**What the task asks**
Take every line that has the string "Онежское" and copy it out.

**Stored data**
--------------------

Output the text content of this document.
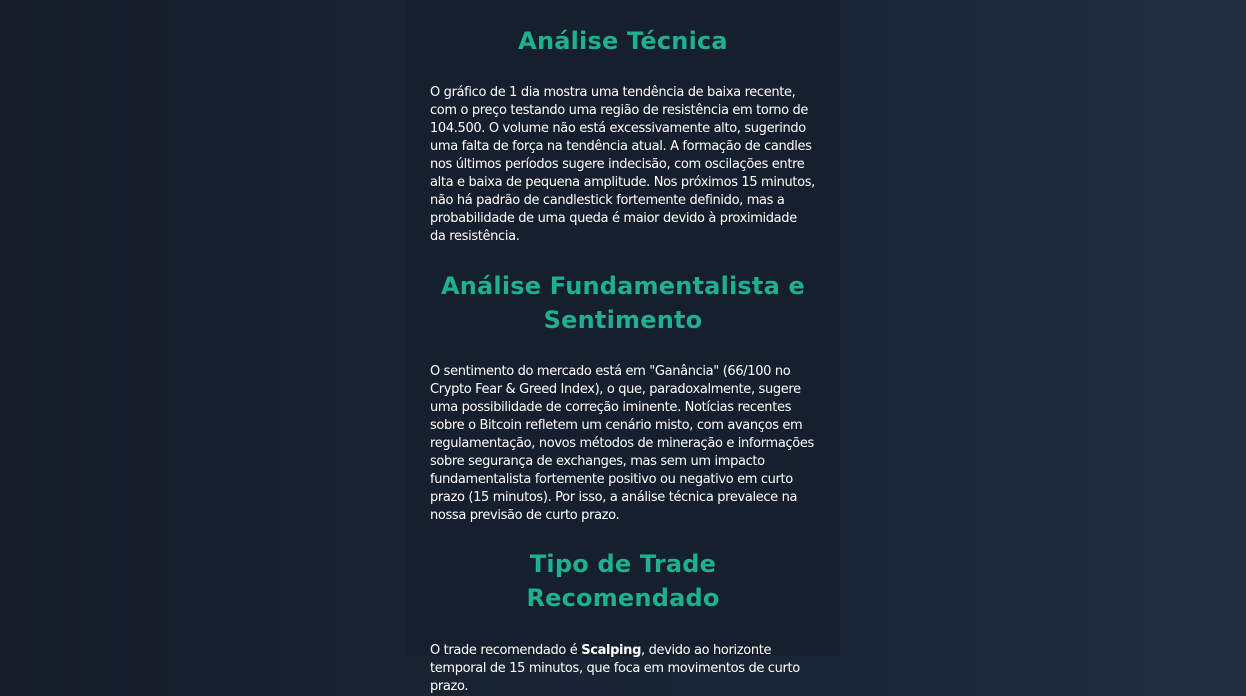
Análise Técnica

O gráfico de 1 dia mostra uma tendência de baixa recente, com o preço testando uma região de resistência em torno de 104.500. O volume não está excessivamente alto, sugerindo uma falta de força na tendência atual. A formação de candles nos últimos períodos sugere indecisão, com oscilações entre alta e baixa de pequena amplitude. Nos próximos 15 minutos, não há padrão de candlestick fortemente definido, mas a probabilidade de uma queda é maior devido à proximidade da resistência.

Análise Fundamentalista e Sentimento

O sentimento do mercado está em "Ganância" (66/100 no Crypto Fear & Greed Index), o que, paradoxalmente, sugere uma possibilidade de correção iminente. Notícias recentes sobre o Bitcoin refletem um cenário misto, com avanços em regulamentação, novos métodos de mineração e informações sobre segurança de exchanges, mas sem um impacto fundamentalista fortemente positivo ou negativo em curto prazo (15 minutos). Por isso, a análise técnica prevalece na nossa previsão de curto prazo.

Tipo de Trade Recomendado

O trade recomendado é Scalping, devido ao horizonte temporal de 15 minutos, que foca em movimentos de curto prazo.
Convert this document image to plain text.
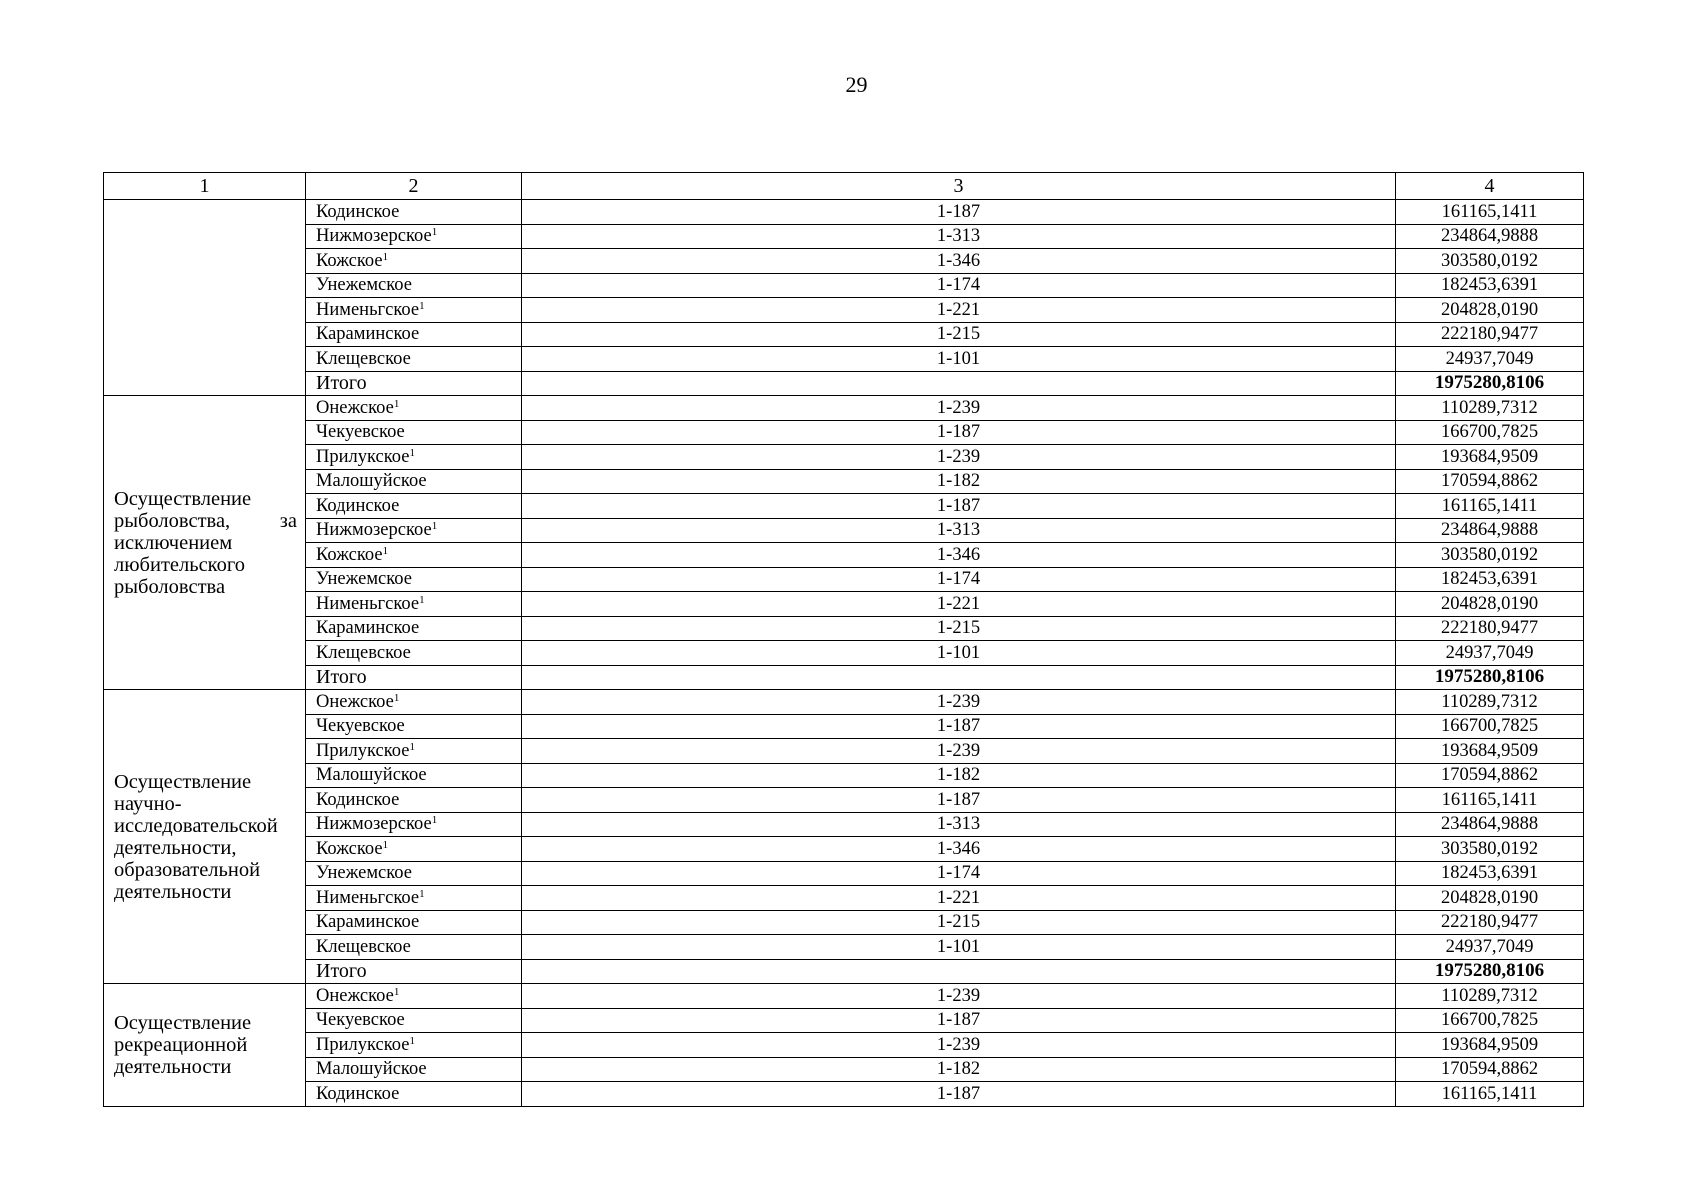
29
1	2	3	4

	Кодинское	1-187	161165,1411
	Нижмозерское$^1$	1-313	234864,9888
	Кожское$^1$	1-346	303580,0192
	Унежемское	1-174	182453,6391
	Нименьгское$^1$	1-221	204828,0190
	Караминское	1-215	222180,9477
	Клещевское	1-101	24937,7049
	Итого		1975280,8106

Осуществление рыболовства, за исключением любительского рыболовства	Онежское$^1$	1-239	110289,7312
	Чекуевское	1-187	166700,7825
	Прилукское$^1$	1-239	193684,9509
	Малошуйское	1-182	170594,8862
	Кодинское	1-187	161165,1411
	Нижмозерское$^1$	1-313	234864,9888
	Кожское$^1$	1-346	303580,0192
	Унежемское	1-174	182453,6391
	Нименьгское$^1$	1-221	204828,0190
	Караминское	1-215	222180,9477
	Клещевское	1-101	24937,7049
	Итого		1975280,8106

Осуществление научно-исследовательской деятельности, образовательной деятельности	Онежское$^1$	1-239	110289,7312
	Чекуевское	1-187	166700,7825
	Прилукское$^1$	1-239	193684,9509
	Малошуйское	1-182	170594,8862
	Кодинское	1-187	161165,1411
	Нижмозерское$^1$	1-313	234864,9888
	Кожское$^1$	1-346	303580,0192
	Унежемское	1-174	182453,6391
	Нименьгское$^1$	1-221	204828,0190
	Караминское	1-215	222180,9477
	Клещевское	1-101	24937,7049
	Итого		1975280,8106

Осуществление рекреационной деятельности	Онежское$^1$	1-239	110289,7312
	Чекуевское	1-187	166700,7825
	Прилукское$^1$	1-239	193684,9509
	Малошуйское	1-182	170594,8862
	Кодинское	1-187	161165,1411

--------------------

**Task result**
Осуществление рыболовства, за исключением любительского рыболовства	Онежское$^1$	1-239	110289,7312
Осуществление научно-исследовательской деятельности, образовательной деятельности	Онежское$^1$	1-239	110289,7312
Осуществление рекреационной деятельности	Онежское$^1$	1-239	110289,7312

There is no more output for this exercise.